• Data for this task:
#####
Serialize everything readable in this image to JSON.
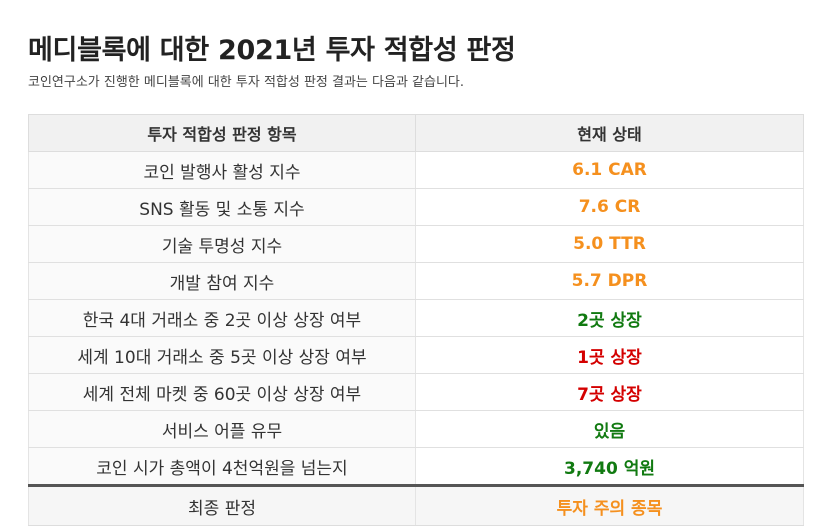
{
  "page": {
    "title": "메디블록에 대한 2021년 투자 적합성 판정",
    "subtitle": "코인연구소가 진행한 메디블록에 대한 투자 적합성 판정 결과는 다음과 같습니다."
  },
  "table": {
    "headers": [
      "투자 적합성 판정 항목",
      "현재 상태"
    ],
    "rows": [
      {
        "label": "코인 발행사 활성 지수",
        "value": "6.1 CAR",
        "color": "#f5901e"
      },
      {
        "label": "SNS 활동 및 소통 지수",
        "value": "7.6 CR",
        "color": "#f5901e"
      },
      {
        "label": "기술 투명성 지수",
        "value": "5.0 TTR",
        "color": "#f5901e"
      },
      {
        "label": "개발 참여 지수",
        "value": "5.7 DPR",
        "color": "#f5901e"
      },
      {
        "label": "한국 4대 거래소 중 2곳 이상 상장 여부",
        "value": "2곳 상장",
        "color": "#117a11"
      },
      {
        "label": "세계 10대 거래소 중 5곳 이상 상장 여부",
        "value": "1곳 상장",
        "color": "#d40000"
      },
      {
        "label": "세계 전체 마켓 중 60곳 이상 상장 여부",
        "value": "7곳 상장",
        "color": "#d40000"
      },
      {
        "label": "서비스 어플 유무",
        "value": "있음",
        "color": "#117a11"
      },
      {
        "label": "코인 시가 총액이 4천억원을 넘는지",
        "value": "3,740 억원",
        "color": "#117a11"
      }
    ],
    "final": {
      "label": "최종 판정",
      "value": "투자 주의 종목",
      "color": "#f5901e"
    }
  }
}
#####
• Task objective:
Copy out every line of the data that includes "메디블록에".

• Answer:
    "title": "메디블록에 대한 2021년 투자 적합성 판정",
    "subtitle": "코인연구소가 진행한 메디블록에 대한 투자 적합성 판정 결과는 다음과 같습니다."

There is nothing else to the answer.